Listed records:
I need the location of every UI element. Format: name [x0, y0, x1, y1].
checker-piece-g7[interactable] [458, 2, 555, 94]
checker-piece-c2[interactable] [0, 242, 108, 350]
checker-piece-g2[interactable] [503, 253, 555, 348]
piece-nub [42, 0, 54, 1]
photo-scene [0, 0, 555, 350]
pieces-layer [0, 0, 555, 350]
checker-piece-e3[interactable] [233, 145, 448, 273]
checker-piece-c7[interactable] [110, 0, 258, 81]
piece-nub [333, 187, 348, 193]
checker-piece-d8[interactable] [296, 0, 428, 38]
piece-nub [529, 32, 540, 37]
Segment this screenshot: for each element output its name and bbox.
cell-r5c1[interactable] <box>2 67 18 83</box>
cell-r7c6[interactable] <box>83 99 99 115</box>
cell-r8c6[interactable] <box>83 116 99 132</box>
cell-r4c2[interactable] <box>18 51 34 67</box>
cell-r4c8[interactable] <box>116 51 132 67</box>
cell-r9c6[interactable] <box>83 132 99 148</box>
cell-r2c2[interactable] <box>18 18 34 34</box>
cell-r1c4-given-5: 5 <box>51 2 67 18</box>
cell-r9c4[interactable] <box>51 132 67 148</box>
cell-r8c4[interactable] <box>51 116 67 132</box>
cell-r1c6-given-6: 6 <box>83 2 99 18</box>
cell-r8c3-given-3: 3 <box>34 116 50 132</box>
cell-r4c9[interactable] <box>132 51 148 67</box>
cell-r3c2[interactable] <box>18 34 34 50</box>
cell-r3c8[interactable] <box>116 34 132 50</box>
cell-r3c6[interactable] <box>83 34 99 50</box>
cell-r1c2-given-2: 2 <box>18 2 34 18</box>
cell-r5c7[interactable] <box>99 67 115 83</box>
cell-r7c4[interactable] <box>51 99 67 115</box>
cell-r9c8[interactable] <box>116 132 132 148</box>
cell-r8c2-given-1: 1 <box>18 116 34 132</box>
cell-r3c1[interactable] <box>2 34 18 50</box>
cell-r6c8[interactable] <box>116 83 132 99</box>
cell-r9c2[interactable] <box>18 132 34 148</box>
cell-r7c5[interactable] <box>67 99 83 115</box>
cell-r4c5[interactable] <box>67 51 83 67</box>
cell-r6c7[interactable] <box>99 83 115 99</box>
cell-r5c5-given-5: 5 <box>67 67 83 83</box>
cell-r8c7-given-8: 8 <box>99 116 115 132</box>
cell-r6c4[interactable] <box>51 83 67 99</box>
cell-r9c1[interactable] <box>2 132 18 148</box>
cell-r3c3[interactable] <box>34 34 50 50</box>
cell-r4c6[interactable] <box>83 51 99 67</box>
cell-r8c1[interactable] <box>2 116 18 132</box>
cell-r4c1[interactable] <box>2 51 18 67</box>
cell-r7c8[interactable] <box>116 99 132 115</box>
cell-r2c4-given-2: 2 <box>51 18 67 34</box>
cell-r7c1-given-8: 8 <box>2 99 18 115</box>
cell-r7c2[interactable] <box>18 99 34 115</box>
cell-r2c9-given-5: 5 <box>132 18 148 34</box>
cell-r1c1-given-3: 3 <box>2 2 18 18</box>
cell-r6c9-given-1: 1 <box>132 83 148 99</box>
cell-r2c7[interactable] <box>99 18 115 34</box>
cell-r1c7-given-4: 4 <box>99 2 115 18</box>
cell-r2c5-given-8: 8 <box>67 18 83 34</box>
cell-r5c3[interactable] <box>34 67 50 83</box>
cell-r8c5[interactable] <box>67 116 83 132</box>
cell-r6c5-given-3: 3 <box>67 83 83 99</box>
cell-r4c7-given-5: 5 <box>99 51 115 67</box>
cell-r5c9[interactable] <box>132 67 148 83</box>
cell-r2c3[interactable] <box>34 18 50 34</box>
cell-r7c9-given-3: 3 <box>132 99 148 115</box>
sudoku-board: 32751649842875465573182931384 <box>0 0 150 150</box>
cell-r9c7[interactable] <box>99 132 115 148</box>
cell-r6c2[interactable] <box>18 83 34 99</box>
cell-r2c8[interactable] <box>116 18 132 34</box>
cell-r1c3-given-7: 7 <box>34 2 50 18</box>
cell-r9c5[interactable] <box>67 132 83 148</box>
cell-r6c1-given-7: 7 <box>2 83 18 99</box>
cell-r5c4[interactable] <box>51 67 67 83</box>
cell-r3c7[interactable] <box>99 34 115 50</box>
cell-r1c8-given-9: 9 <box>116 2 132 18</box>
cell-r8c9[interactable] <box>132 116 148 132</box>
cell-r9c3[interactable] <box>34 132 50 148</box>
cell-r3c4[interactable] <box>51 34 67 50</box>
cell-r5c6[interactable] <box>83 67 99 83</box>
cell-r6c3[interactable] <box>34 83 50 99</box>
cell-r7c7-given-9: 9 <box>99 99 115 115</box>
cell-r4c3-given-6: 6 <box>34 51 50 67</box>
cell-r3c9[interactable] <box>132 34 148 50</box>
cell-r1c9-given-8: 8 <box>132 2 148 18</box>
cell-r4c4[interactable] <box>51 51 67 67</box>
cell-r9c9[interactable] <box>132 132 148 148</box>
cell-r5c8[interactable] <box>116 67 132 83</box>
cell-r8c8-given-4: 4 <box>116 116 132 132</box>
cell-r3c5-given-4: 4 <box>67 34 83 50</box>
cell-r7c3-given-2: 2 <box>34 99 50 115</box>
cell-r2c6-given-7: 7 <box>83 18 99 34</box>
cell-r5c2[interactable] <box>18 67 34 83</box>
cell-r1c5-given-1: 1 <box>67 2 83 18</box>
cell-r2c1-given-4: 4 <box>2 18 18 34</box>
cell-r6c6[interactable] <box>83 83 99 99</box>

To be done:
Locate each line in the data above that contains the word "name" and copy every such line in full.

The answer:
I need the location of every UI element. Format: name [x0, y0, x1, y1].
Segment this screenshot: for each element output its name and bbox.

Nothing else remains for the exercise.